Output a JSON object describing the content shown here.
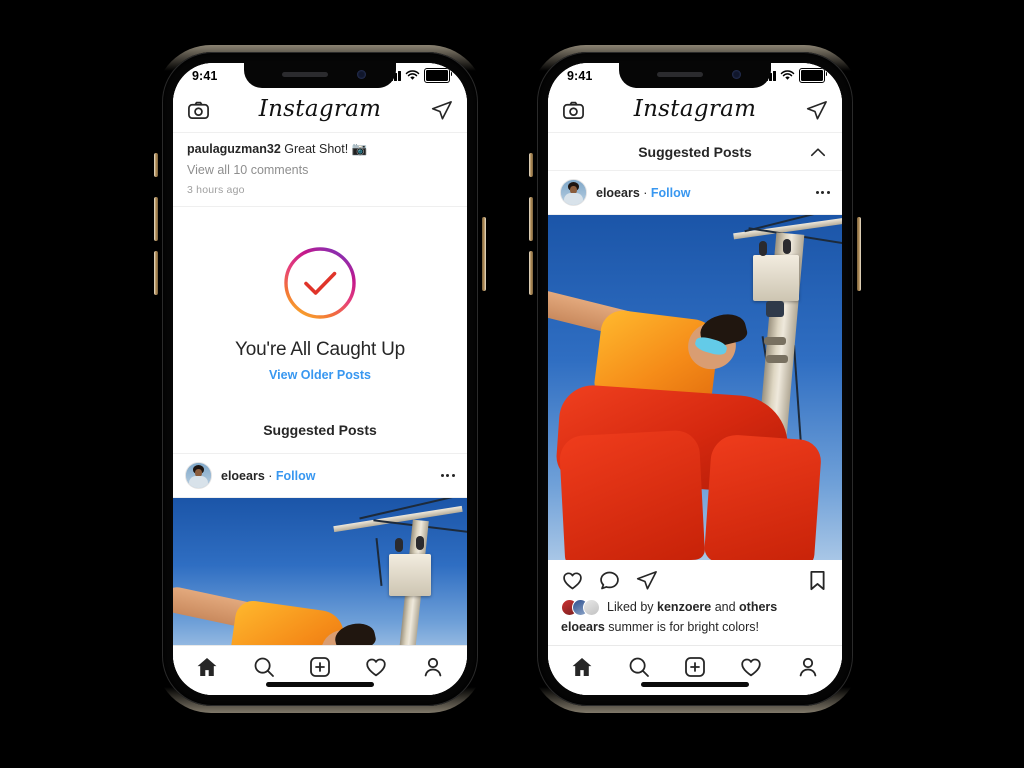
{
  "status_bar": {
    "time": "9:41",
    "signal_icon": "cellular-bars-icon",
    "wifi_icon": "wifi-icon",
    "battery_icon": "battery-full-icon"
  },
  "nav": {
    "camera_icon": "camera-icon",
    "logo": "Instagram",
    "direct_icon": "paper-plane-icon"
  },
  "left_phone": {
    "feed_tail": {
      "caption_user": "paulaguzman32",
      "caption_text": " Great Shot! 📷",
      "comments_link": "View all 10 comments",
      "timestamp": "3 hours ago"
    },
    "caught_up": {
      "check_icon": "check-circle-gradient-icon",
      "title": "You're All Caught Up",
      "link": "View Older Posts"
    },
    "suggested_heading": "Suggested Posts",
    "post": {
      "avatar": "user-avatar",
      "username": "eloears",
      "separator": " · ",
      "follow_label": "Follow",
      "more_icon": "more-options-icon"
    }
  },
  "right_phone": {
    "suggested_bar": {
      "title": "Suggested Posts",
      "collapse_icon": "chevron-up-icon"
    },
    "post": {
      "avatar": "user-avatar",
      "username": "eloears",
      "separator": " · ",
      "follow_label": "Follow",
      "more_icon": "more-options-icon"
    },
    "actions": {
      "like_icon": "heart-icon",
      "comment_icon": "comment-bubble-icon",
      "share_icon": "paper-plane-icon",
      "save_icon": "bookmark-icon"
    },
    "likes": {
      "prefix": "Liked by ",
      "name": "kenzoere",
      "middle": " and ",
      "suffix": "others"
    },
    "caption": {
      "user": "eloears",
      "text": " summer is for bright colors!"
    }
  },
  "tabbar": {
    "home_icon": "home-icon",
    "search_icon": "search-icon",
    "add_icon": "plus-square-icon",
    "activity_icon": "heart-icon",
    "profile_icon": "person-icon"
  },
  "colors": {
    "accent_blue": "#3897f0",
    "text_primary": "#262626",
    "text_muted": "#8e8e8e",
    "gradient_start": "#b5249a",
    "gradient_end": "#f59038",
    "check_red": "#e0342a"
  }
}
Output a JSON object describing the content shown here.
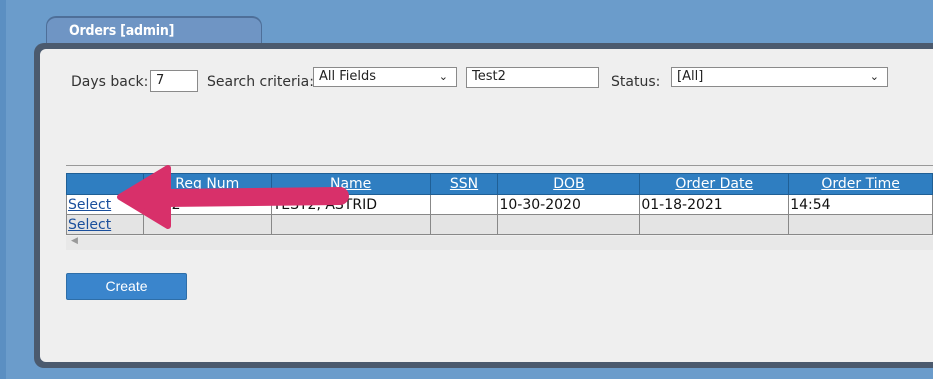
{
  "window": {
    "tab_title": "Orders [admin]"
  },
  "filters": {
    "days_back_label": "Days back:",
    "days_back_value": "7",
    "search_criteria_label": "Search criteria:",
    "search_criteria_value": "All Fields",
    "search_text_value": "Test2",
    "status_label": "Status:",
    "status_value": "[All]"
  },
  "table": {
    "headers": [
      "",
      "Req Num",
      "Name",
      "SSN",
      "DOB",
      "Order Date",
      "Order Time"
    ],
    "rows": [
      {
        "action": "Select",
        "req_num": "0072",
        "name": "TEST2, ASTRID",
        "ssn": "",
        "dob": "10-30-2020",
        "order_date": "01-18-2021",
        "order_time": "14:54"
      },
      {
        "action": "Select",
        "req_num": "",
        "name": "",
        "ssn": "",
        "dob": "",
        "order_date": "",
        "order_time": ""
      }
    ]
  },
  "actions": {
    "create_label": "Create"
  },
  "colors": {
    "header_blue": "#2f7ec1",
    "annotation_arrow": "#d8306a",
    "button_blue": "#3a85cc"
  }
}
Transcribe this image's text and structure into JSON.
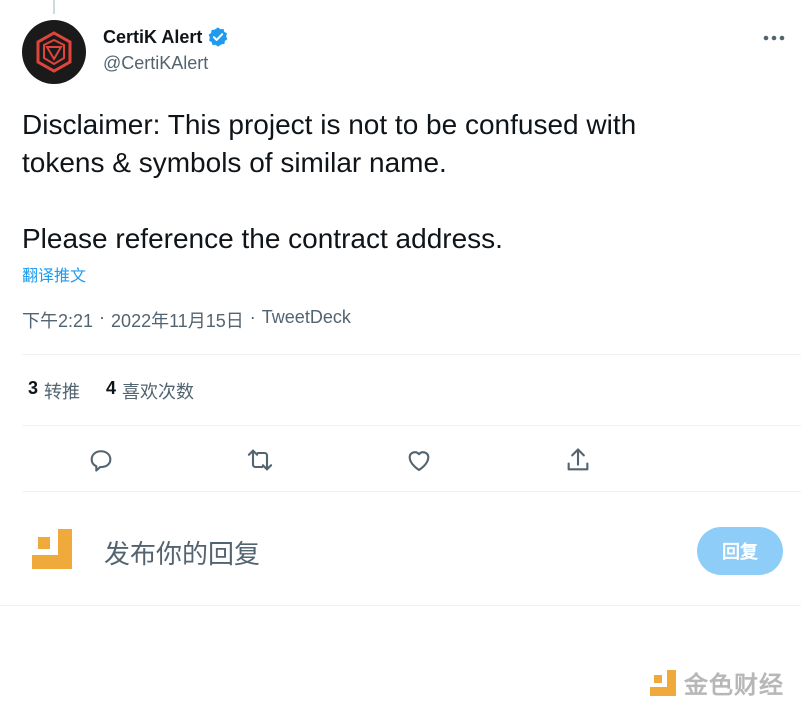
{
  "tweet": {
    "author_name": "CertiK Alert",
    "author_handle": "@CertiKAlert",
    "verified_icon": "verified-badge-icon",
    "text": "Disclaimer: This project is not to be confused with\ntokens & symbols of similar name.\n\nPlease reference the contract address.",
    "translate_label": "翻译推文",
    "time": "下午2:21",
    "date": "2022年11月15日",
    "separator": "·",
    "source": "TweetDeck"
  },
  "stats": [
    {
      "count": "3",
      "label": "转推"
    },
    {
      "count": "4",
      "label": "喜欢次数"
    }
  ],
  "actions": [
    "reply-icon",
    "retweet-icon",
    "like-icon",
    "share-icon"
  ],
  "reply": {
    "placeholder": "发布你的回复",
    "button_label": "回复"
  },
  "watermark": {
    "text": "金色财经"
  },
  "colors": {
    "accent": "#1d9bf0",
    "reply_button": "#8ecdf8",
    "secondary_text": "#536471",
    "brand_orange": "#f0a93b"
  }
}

• _TASK GOAL_
Skip the images and write out the rest of the listing exactly.

• _EXERCISE ANSWER_
Output a JSON object describing the content shown here.
{
  "status_bar": {
    "time": "9:41",
    "signal_icon": "cellular-bars-icon",
    "wifi_icon": "wifi-icon",
    "battery_icon": "battery-full-icon"
  },
  "nav": {
    "camera_icon": "camera-icon",
    "logo": "Instagram",
    "direct_icon": "paper-plane-icon"
  },
  "left_phone": {
    "feed_tail": {
      "caption_user": "paulaguzman32",
      "caption_text": " Great Shot! 📷",
      "comments_link": "View all 10 comments",
      "timestamp": "3 hours ago"
    },
    "caught_up": {
      "check_icon": "check-circle-gradient-icon",
      "title": "You're All Caught Up",
      "link": "View Older Posts"
    },
    "suggested_heading": "Suggested Posts",
    "post": {
      "avatar": "user-avatar",
      "username": "eloears",
      "separator": " · ",
      "follow_label": "Follow",
      "more_icon": "more-options-icon"
    }
  },
  "right_phone": {
    "suggested_bar": {
      "title": "Suggested Posts",
      "collapse_icon": "chevron-up-icon"
    },
    "post": {
      "avatar": "user-avatar",
      "username": "eloears",
      "separator": " · ",
      "follow_label": "Follow",
      "more_icon": "more-options-icon"
    },
    "actions": {
      "like_icon": "heart-icon",
      "comment_icon": "comment-bubble-icon",
      "share_icon": "paper-plane-icon",
      "save_icon": "bookmark-icon"
    },
    "likes": {
      "prefix": "Liked by ",
      "name": "kenzoere",
      "middle": " and ",
      "suffix": "others"
    },
    "caption": {
      "user": "eloears",
      "text": " summer is for bright colors!"
    }
  },
  "tabbar": {
    "home_icon": "home-icon",
    "search_icon": "search-icon",
    "add_icon": "plus-square-icon",
    "activity_icon": "heart-icon",
    "profile_icon": "person-icon"
  },
  "colors": {
    "accent_blue": "#3897f0",
    "text_primary": "#262626",
    "text_muted": "#8e8e8e",
    "gradient_start": "#b5249a",
    "gradient_end": "#f59038",
    "check_red": "#e0342a"
  }
}
Output a JSON object describing the content shown here.
{
  "window": {
    "tab_title": "Orders [admin]"
  },
  "filters": {
    "days_back_label": "Days back:",
    "days_back_value": "7",
    "search_criteria_label": "Search criteria:",
    "search_criteria_value": "All Fields",
    "search_text_value": "Test2",
    "status_label": "Status:",
    "status_value": "[All]"
  },
  "table": {
    "headers": [
      "",
      "Req Num",
      "Name",
      "SSN",
      "DOB",
      "Order Date",
      "Order Time"
    ],
    "rows": [
      {
        "action": "Select",
        "req_num": "0072",
        "name": "TEST2, ASTRID",
        "ssn": "",
        "dob": "10-30-2020",
        "order_date": "01-18-2021",
        "order_time": "14:54"
      },
      {
        "action": "Select",
        "req_num": "",
        "name": "",
        "ssn": "",
        "dob": "",
        "order_date": "",
        "order_time": ""
      }
    ]
  },
  "actions": {
    "create_label": "Create"
  },
  "colors": {
    "header_blue": "#2f7ec1",
    "annotation_arrow": "#d8306a",
    "button_blue": "#3a85cc"
  }
}
Transcribe this image's text and structure into JSON.
{
  "tweet": {
    "author_name": "CertiK Alert",
    "author_handle": "@CertiKAlert",
    "verified_icon": "verified-badge-icon",
    "text": "Disclaimer: This project is not to be confused with\ntokens & symbols of similar name.\n\nPlease reference the contract address.",
    "translate_label": "翻译推文",
    "time": "下午2:21",
    "date": "2022年11月15日",
    "separator": "·",
    "source": "TweetDeck"
  },
  "stats": [
    {
      "count": "3",
      "label": "转推"
    },
    {
      "count": "4",
      "label": "喜欢次数"
    }
  ],
  "actions": [
    "reply-icon",
    "retweet-icon",
    "like-icon",
    "share-icon"
  ],
  "reply": {
    "placeholder": "发布你的回复",
    "button_label": "回复"
  },
  "watermark": {
    "text": "金色财经"
  },
  "colors": {
    "accent": "#1d9bf0",
    "reply_button": "#8ecdf8",
    "secondary_text": "#536471",
    "brand_orange": "#f0a93b"
  }
}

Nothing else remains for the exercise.